Exercise materials:

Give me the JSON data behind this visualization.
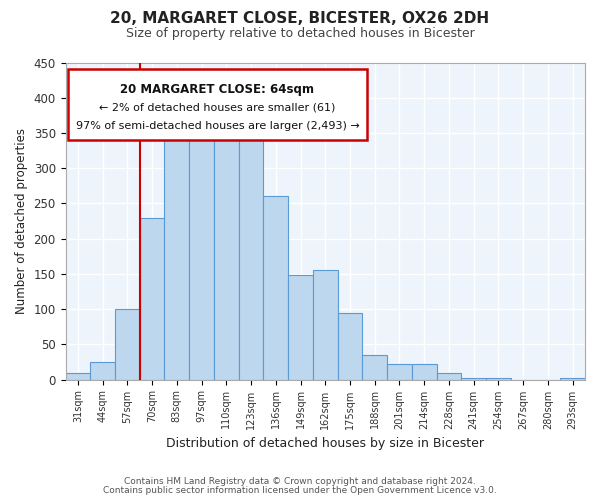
{
  "title": "20, MARGARET CLOSE, BICESTER, OX26 2DH",
  "subtitle": "Size of property relative to detached houses in Bicester",
  "xlabel": "Distribution of detached houses by size in Bicester",
  "ylabel": "Number of detached properties",
  "bar_color": "#BDD7EE",
  "bar_edge_color": "#5B9BD5",
  "bar_edge_width": 0.8,
  "background_color": "#EEF4FB",
  "grid_color": "#FFFFFF",
  "ylim": [
    0,
    450
  ],
  "yticks": [
    0,
    50,
    100,
    150,
    200,
    250,
    300,
    350,
    400,
    450
  ],
  "bin_labels": [
    "31sqm",
    "44sqm",
    "57sqm",
    "70sqm",
    "83sqm",
    "97sqm",
    "110sqm",
    "123sqm",
    "136sqm",
    "149sqm",
    "162sqm",
    "175sqm",
    "188sqm",
    "201sqm",
    "214sqm",
    "228sqm",
    "241sqm",
    "254sqm",
    "267sqm",
    "280sqm",
    "293sqm"
  ],
  "bin_values": [
    10,
    25,
    100,
    230,
    365,
    370,
    375,
    355,
    260,
    148,
    155,
    95,
    35,
    22,
    22,
    10,
    2,
    2,
    0,
    0,
    2
  ],
  "annotation_text_line1": "20 MARGARET CLOSE: 64sqm",
  "annotation_text_line2": "← 2% of detached houses are smaller (61)",
  "annotation_text_line3": "97% of semi-detached houses are larger (2,493) →",
  "footer_line1": "Contains HM Land Registry data © Crown copyright and database right 2024.",
  "footer_line2": "Contains public sector information licensed under the Open Government Licence v3.0."
}
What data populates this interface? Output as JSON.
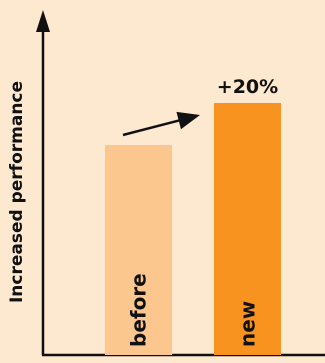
{
  "chart_data": {
    "type": "bar",
    "title": "",
    "xlabel": "",
    "ylabel": "Increased performance",
    "categories": [
      "before",
      "new"
    ],
    "values": [
      100,
      120
    ],
    "ylim": [
      0,
      180
    ],
    "bar_colors": [
      "#fbc78f",
      "#f7931e"
    ],
    "background_color": "#fde8d0",
    "annotation": {
      "text": "+20%",
      "from_category": "before",
      "to_category": "new"
    },
    "grid": false,
    "legend": "none"
  }
}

Do this:
Identify the lines in the entries that hold "CLOSE" and return each one.

Response to this task:
  "title": "20, MARGARET CLOSE, BICESTER, OX26 2DH",
  "annotation_text_line1": "20 MARGARET CLOSE: 64sqm",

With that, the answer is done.